== EXERCÍCIO CURTO A ==
De acordo com o texto sobre a internet surfável, quando o Mastodon foi descoberto?

== TEXTO DE ORIGEM ==
★ ★ ★ ★ ★

Por uma internet surfável

23/02/2023

Eu acredito que uma das maiores perdas da Internet Corporativa™ que se estabeleceu e tomou o controle de praticamente todo conteúdo on-line, é a da Surfabilidade da internet. Para minha geração, que não estava nascida ou é muito nova para lembrar do surgimento da web, é engraçado ver propagandas americanas de meados dos anos 2000 que vendem a ideia de "Surfar a Internet" - especialmente porque essa experiência não existe mais.

Hoje em dia a internet se resume a pouquíssimos sites, 99% das pessoas só são encontradas neles e se você quiser se manter um ser humano funcional em sociedade é praticamente um pré-requisito ter conta em pelo menos um deles. Se eu quero ir para algum evento social eu descubro pelo Instagram (há uns anos usava-se muito os eventos de Facebook, muito melhores para este propósito, por sinal) ou eu rezo para que alguém me comunique da existência dele. Eu sou uma pessoa social, gosto de sair, de me comunicar com as pessoas, então é natural que eu precise utilizar uma plataforma onde todos estão.

O problema começa quando essa plataforma não apenas é um lugar para encontrar amigos: é também um portal de notícias, uma plataforma para memes, compartilhamento de fotos, produção de conteúdo. Tanto o Facebook quanto o Twitter quanto o Instagram tentam, de seu jeitinho particular, sererem plataformas capazes de englobar tudo que está na internet, para que você não saia delas para continuar vendo propagandas de produtos que você foi condicionado a querer por um algoritmo que nem os engenheiros sabem como funciona. E todas essas plataformas tem uma interface igual, com conteúdo praticamente idêntico (a maior parte dos perfis estão localizados em todas elas), com barras de rolamento infinitas aonde jorram conteúdo interminável no seu rosto. É comum a gente abrir uma plataforma como Twitter e TikTok e acidentalmente gastar potencialmente horas do nosso precioso tempo livre sem de fato fazer nada.

No final de 2022, eu descobri o Mastodon, que abriu meus olhos para uma outra relação com a internet. Ao contrário do Twitter (e Facebook e Instagram e afins), a plataforma é de código aberto e mantida pelos usuários, ou seja, não possui um modelo de monetização atrelado a uma grande corporação. Diferente também, das redes sociais corporativas, o Mastodon é uma federação: seus servidores são hospedados por usuários, alguns possuem temáticas específicas, outros atendem públicos de determinada região, outros são generalistas. Essa estrutura é interessante para o usuário por diversos motivos, mas o que me chamou a atenção foi o quanto de coisas novas que eu descobri na plataforma. A federação faz com que o Mastodon seja, na realidade, como diversas redes sociais que se comunicam entre si, aonde - através da busca e das interações - você como usuário pode ativamente descobrir nichos e pessoas interessantes sem que esse conteúdo seja jorrado em você.

★ ★ ★ ★ ★

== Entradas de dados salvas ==
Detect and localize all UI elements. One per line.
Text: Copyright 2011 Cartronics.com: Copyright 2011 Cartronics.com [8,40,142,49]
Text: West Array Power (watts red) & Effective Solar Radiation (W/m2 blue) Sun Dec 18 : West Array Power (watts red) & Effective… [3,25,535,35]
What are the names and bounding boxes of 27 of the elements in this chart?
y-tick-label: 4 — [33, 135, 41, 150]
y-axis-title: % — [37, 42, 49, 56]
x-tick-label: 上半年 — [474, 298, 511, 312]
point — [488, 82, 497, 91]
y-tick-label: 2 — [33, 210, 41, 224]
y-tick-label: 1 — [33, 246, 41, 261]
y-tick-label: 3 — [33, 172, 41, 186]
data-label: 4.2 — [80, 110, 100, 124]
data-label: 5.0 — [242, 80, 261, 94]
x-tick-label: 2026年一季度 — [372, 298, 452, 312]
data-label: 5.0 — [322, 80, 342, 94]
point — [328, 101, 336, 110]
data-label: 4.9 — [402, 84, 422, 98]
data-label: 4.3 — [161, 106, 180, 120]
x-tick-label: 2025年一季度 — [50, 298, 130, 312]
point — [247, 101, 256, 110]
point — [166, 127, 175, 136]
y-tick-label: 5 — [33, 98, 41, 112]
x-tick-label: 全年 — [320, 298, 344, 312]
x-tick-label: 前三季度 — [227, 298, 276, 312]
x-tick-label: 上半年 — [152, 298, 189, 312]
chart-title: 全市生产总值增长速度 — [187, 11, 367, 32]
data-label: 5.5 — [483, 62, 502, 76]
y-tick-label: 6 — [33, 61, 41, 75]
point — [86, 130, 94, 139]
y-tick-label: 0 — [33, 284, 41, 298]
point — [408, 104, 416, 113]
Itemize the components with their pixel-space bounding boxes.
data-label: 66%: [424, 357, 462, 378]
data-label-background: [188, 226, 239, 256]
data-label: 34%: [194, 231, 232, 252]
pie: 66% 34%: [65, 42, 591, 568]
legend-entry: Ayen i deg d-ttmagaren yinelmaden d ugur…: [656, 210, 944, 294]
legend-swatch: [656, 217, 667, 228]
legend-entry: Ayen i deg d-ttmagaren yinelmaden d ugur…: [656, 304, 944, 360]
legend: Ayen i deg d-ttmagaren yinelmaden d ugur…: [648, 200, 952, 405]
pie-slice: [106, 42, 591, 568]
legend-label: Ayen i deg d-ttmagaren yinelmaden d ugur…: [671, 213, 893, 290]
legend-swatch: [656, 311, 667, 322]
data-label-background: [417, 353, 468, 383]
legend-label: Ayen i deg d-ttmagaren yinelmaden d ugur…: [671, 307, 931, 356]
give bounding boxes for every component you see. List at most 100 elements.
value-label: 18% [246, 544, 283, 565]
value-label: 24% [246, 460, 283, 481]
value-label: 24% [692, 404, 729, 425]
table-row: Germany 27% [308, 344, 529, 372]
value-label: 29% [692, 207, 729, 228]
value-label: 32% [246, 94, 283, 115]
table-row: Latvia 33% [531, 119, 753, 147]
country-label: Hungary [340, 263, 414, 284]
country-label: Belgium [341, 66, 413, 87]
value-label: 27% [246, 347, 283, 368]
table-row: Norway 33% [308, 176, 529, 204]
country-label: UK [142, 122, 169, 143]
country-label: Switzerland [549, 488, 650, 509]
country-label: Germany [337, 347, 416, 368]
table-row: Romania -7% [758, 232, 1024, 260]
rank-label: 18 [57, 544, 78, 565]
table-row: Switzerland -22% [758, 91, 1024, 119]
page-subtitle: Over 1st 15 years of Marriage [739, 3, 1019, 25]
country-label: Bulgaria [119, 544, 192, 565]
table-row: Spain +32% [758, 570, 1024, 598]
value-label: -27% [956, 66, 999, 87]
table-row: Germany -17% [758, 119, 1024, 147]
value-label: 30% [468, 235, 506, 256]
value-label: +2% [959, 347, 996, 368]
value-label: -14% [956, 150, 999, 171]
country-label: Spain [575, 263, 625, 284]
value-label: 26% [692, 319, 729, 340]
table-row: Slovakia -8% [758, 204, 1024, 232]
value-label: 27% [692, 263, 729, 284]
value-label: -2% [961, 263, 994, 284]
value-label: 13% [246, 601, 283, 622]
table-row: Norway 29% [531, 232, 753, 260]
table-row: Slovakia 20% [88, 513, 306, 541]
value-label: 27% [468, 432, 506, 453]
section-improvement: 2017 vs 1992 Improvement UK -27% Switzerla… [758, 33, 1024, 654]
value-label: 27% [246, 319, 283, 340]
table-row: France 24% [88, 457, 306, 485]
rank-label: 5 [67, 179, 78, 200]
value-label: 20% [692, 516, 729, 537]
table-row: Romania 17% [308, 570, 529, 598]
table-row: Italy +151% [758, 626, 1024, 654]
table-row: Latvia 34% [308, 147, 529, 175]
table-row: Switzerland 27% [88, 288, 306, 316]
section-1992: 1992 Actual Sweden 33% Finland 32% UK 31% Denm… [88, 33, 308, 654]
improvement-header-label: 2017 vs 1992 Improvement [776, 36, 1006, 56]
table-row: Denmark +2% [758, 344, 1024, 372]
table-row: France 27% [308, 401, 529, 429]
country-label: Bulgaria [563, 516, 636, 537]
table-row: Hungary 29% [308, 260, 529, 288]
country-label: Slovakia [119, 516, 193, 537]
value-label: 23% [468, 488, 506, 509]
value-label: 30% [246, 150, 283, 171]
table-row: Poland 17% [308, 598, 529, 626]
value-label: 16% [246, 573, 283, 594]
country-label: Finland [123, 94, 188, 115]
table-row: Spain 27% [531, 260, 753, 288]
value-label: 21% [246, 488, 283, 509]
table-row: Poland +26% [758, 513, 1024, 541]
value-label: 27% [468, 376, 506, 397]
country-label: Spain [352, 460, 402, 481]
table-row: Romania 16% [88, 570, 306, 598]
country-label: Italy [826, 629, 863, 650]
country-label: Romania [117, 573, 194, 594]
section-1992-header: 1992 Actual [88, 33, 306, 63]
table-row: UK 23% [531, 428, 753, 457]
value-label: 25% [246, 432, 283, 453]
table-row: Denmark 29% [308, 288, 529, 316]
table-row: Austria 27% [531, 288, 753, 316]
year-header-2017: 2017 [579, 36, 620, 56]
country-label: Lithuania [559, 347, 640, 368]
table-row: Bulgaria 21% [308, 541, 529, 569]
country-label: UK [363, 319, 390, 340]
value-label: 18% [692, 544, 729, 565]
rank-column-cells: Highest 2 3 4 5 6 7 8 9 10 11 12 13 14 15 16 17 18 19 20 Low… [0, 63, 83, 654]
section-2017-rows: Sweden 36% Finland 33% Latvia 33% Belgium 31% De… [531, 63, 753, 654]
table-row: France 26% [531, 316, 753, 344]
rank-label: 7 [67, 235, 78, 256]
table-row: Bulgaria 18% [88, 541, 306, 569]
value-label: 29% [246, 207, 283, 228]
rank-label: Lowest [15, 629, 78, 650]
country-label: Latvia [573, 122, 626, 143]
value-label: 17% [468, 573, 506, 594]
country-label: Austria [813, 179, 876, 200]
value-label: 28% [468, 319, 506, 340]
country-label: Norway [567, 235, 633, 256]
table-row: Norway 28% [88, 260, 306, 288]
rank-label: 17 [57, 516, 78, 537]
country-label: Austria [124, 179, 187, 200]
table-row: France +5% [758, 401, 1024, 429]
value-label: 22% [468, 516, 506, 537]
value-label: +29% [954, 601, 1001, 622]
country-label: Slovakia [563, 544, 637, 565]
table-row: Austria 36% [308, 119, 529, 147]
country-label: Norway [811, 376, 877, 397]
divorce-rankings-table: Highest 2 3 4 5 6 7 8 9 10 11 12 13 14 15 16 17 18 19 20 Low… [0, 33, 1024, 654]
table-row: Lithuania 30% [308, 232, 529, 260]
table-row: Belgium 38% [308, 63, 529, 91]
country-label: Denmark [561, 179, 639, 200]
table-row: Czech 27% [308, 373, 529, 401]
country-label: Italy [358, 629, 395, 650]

★ ★ ★ ★ ★

== EXERCÍCIO CURTO B ==
Reproduza sem alterações as linhas de dados desde a primeira até a linha que contém "y-axis-title: % — [37, 42, 49, 56]", incluindo as duas.

== RESPOSTA COMPLETA A ==
No final de 2022.

== RESPOSTA COMPLETA B ==
Detect and localize all UI elements. One per line.
Text: Copyright 2011 Cartronics.com: Copyright 2011 Cartronics.com [8,40,142,49]
Text: West Array Power (watts red) & Effective Solar Radiation (W/m2 blue) Sun Dec 18 : West Array Power (watts red) & Effective… [3,25,535,35]
What are the names and bounding boxes of 27 of the elements in this chart?
y-tick-label: 4 — [33, 135, 41, 150]
y-axis-title: % — [37, 42, 49, 56]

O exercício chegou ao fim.